What you have to do:
Restate the entire listing word for word.

═══

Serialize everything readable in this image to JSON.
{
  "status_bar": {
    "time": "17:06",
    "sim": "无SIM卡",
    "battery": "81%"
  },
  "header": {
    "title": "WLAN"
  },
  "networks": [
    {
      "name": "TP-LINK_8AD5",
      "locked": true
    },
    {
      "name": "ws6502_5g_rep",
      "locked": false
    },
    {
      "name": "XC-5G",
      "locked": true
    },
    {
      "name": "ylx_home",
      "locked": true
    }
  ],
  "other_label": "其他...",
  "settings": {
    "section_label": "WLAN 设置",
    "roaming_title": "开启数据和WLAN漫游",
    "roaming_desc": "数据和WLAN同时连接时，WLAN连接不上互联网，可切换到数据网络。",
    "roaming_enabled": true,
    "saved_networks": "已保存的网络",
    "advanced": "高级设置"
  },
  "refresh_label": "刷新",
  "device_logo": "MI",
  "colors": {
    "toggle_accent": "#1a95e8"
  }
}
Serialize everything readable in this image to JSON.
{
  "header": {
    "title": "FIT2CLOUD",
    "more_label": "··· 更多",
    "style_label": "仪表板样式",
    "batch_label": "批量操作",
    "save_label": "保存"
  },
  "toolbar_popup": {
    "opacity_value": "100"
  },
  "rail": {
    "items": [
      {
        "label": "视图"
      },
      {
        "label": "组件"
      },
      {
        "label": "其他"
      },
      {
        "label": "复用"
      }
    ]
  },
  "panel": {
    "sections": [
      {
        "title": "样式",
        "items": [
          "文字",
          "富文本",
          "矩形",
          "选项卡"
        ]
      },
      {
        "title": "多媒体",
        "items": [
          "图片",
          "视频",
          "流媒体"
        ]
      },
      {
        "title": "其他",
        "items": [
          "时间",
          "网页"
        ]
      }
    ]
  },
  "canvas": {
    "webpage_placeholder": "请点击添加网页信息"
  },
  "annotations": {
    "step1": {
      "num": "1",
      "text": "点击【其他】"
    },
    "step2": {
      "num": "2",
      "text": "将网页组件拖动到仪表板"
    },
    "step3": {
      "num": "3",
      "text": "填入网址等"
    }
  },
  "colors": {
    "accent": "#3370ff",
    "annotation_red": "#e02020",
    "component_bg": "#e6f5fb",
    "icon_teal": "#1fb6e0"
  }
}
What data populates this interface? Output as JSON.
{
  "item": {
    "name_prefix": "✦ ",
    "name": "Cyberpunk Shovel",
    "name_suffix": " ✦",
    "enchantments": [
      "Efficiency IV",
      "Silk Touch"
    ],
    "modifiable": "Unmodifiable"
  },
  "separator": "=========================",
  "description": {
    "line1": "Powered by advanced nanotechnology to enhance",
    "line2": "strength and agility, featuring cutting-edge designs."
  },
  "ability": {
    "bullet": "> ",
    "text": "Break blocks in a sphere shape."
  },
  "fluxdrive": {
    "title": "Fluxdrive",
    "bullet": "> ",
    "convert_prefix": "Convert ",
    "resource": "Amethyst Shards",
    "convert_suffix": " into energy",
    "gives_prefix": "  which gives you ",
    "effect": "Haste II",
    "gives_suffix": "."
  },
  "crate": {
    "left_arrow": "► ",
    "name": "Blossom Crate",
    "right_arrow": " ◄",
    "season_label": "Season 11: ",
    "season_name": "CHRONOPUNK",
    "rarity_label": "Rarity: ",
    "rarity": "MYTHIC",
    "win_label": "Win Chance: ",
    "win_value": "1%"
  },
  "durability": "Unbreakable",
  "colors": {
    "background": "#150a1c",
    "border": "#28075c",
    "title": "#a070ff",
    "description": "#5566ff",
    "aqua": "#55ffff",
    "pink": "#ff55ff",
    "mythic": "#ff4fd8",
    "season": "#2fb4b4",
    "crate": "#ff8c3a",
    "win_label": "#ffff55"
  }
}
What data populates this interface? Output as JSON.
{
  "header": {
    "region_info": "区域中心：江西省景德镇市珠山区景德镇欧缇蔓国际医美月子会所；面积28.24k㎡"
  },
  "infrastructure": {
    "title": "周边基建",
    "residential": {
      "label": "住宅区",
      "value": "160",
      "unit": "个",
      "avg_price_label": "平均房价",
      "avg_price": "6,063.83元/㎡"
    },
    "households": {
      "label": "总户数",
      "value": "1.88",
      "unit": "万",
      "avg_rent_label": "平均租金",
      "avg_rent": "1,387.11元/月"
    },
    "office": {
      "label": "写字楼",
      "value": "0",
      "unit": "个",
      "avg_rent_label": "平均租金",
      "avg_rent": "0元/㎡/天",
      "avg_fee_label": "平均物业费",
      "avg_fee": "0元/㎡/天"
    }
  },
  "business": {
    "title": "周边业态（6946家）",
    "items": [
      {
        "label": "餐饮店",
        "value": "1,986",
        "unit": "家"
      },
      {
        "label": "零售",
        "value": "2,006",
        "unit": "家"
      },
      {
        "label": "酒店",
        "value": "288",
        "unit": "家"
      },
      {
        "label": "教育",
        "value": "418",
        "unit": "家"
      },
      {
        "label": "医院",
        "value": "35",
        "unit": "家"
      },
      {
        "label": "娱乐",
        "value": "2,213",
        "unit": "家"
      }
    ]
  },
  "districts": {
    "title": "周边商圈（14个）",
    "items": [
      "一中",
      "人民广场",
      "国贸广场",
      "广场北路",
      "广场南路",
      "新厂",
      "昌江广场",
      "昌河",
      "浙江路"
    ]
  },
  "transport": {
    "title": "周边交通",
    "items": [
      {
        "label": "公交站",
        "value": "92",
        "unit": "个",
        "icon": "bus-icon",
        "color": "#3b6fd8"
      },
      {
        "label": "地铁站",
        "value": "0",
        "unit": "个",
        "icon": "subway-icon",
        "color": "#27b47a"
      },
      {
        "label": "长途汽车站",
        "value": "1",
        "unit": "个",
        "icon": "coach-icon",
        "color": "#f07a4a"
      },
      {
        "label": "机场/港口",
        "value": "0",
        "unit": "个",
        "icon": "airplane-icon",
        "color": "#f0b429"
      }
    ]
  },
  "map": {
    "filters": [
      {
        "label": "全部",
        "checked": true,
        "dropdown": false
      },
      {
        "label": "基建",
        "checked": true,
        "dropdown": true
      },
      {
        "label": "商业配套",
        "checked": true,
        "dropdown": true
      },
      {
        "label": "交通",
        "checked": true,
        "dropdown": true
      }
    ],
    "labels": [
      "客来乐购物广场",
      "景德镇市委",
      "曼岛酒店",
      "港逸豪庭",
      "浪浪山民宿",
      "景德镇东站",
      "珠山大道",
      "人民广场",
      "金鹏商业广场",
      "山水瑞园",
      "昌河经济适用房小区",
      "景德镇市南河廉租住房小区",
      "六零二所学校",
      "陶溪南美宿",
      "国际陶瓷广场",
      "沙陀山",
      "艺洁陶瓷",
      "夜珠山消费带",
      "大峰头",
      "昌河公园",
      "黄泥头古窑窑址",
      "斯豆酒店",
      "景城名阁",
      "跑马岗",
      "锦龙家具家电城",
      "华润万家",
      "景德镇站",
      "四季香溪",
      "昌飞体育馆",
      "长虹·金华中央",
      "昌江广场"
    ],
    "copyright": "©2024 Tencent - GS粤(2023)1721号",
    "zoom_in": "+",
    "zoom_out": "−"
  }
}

═══

Exercise result:
Serialize everything readable in this image to JSON.
{
  "status_bar": {
    "time": "17:06",
    "sim": "无SIM卡",
    "battery": "81%"
  },
  "header": {
    "title": "WLAN"
  },
  "networks": [
    {
      "name": "TP-LINK_8AD5",
      "locked": true
    },
    {
      "name": "ws6502_5g_rep",
      "locked": false
    },
    {
      "name": "XC-5G",
      "locked": true
    },
    {
      "name": "ylx_home",
      "locked": true
    }
  ],
  "other_label": "其他...",
  "settings": {
    "section_label": "WLAN 设置",
    "roaming_title": "开启数据和WLAN漫游",
    "roaming_desc": "数据和WLAN同时连接时，WLAN连接不上互联网，可切换到数据网络。",
    "roaming_enabled": true,
    "saved_networks": "已保存的网络",
    "advanced": "高级设置"
  },
  "refresh_label": "刷新",
  "device_logo": "MI",
  "colors": {
    "toggle_accent": "#1a95e8"
  }
}
Serialize everything readable in this image to JSON.
{
  "header": {
    "title": "FIT2CLOUD",
    "more_label": "··· 更多",
    "style_label": "仪表板样式",
    "batch_label": "批量操作",
    "save_label": "保存"
  },
  "toolbar_popup": {
    "opacity_value": "100"
  },
  "rail": {
    "items": [
      {
        "label": "视图"
      },
      {
        "label": "组件"
      },
      {
        "label": "其他"
      },
      {
        "label": "复用"
      }
    ]
  },
  "panel": {
    "sections": [
      {
        "title": "样式",
        "items": [
          "文字",
          "富文本",
          "矩形",
          "选项卡"
        ]
      },
      {
        "title": "多媒体",
        "items": [
          "图片",
          "视频",
          "流媒体"
        ]
      },
      {
        "title": "其他",
        "items": [
          "时间",
          "网页"
        ]
      }
    ]
  },
  "canvas": {
    "webpage_placeholder": "请点击添加网页信息"
  },
  "annotations": {
    "step1": {
      "num": "1",
      "text": "点击【其他】"
    },
    "step2": {
      "num": "2",
      "text": "将网页组件拖动到仪表板"
    },
    "step3": {
      "num": "3",
      "text": "填入网址等"
    }
  },
  "colors": {
    "accent": "#3370ff",
    "annotation_red": "#e02020",
    "component_bg": "#e6f5fb",
    "icon_teal": "#1fb6e0"
  }
}
What data populates this interface? Output as JSON.
{
  "item": {
    "name_prefix": "✦ ",
    "name": "Cyberpunk Shovel",
    "name_suffix": " ✦",
    "enchantments": [
      "Efficiency IV",
      "Silk Touch"
    ],
    "modifiable": "Unmodifiable"
  },
  "separator": "=========================",
  "description": {
    "line1": "Powered by advanced nanotechnology to enhance",
    "line2": "strength and agility, featuring cutting-edge designs."
  },
  "ability": {
    "bullet": "> ",
    "text": "Break blocks in a sphere shape."
  },
  "fluxdrive": {
    "title": "Fluxdrive",
    "bullet": "> ",
    "convert_prefix": "Convert ",
    "resource": "Amethyst Shards",
    "convert_suffix": " into energy",
    "gives_prefix": "  which gives you ",
    "effect": "Haste II",
    "gives_suffix": "."
  },
  "crate": {
    "left_arrow": "► ",
    "name": "Blossom Crate",
    "right_arrow": " ◄",
    "season_label": "Season 11: ",
    "season_name": "CHRONOPUNK",
    "rarity_label": "Rarity: ",
    "rarity": "MYTHIC",
    "win_label": "Win Chance: ",
    "win_value": "1%"
  },
  "durability": "Unbreakable",
  "colors": {
    "background": "#150a1c",
    "border": "#28075c",
    "title": "#a070ff",
    "description": "#5566ff",
    "aqua": "#55ffff",
    "pink": "#ff55ff",
    "mythic": "#ff4fd8",
    "season": "#2fb4b4",
    "crate": "#ff8c3a",
    "win_label": "#ffff55"
  }
}
What data populates this interface? Output as JSON.
{
  "header": {
    "region_info": "区域中心：江西省景德镇市珠山区景德镇欧缇蔓国际医美月子会所；面积28.24k㎡"
  },
  "infrastructure": {
    "title": "周边基建",
    "residential": {
      "label": "住宅区",
      "value": "160",
      "unit": "个",
      "avg_price_label": "平均房价",
      "avg_price": "6,063.83元/㎡"
    },
    "households": {
      "label": "总户数",
      "value": "1.88",
      "unit": "万",
      "avg_rent_label": "平均租金",
      "avg_rent": "1,387.11元/月"
    },
    "office": {
      "label": "写字楼",
      "value": "0",
      "unit": "个",
      "avg_rent_label": "平均租金",
      "avg_rent": "0元/㎡/天",
      "avg_fee_label": "平均物业费",
      "avg_fee": "0元/㎡/天"
    }
  },
  "business": {
    "title": "周边业态（6946家）",
    "items": [
      {
        "label": "餐饮店",
        "value": "1,986",
        "unit": "家"
      },
      {
        "label": "零售",
        "value": "2,006",
        "unit": "家"
      },
      {
        "label": "酒店",
        "value": "288",
        "unit": "家"
      },
      {
        "label": "教育",
        "value": "418",
        "unit": "家"
      },
      {
        "label": "医院",
        "value": "35",
        "unit": "家"
      },
      {
        "label": "娱乐",
        "value": "2,213",
        "unit": "家"
      }
    ]
  },
  "districts": {
    "title": "周边商圈（14个）",
    "items": [
      "一中",
      "人民广场",
      "国贸广场",
      "广场北路",
      "广场南路",
      "新厂",
      "昌江广场",
      "昌河",
      "浙江路"
    ]
  },
  "transport": {
    "title": "周边交通",
    "items": [
      {
        "label": "公交站",
        "value": "92",
        "unit": "个",
        "icon": "bus-icon",
        "color": "#3b6fd8"
      },
      {
        "label": "地铁站",
        "value": "0",
        "unit": "个",
        "icon": "subway-icon",
        "color": "#27b47a"
      },
      {
        "label": "长途汽车站",
        "value": "1",
        "unit": "个",
        "icon": "coach-icon",
        "color": "#f07a4a"
      },
      {
        "label": "机场/港口",
        "value": "0",
        "unit": "个",
        "icon": "airplane-icon",
        "color": "#f0b429"
      }
    ]
  },
  "map": {
    "filters": [
      {
        "label": "全部",
        "checked": true,
        "dropdown": false
      },
      {
        "label": "基建",
        "checked": true,
        "dropdown": true
      },
      {
        "label": "商业配套",
        "checked": true,
        "dropdown": true
      },
      {
        "label": "交通",
        "checked": true,
        "dropdown": true
      }
    ],
    "labels": [
      "客来乐购物广场",
      "景德镇市委",
      "曼岛酒店",
      "港逸豪庭",
      "浪浪山民宿",
      "景德镇东站",
      "珠山大道",
      "人民广场",
      "金鹏商业广场",
      "山水瑞园",
      "昌河经济适用房小区",
      "景德镇市南河廉租住房小区",
      "六零二所学校",
      "陶溪南美宿",
      "国际陶瓷广场",
      "沙陀山",
      "艺洁陶瓷",
      "夜珠山消费带",
      "大峰头",
      "昌河公园",
      "黄泥头古窑窑址",
      "斯豆酒店",
      "景城名阁",
      "跑马岗",
      "锦龙家具家电城",
      "华润万家",
      "景德镇站",
      "四季香溪",
      "昌飞体育馆",
      "长虹·金华中央",
      "昌江广场"
    ],
    "copyright": "©2024 Tencent - GS粤(2023)1721号",
    "zoom_in": "+",
    "zoom_out": "−"
  }
}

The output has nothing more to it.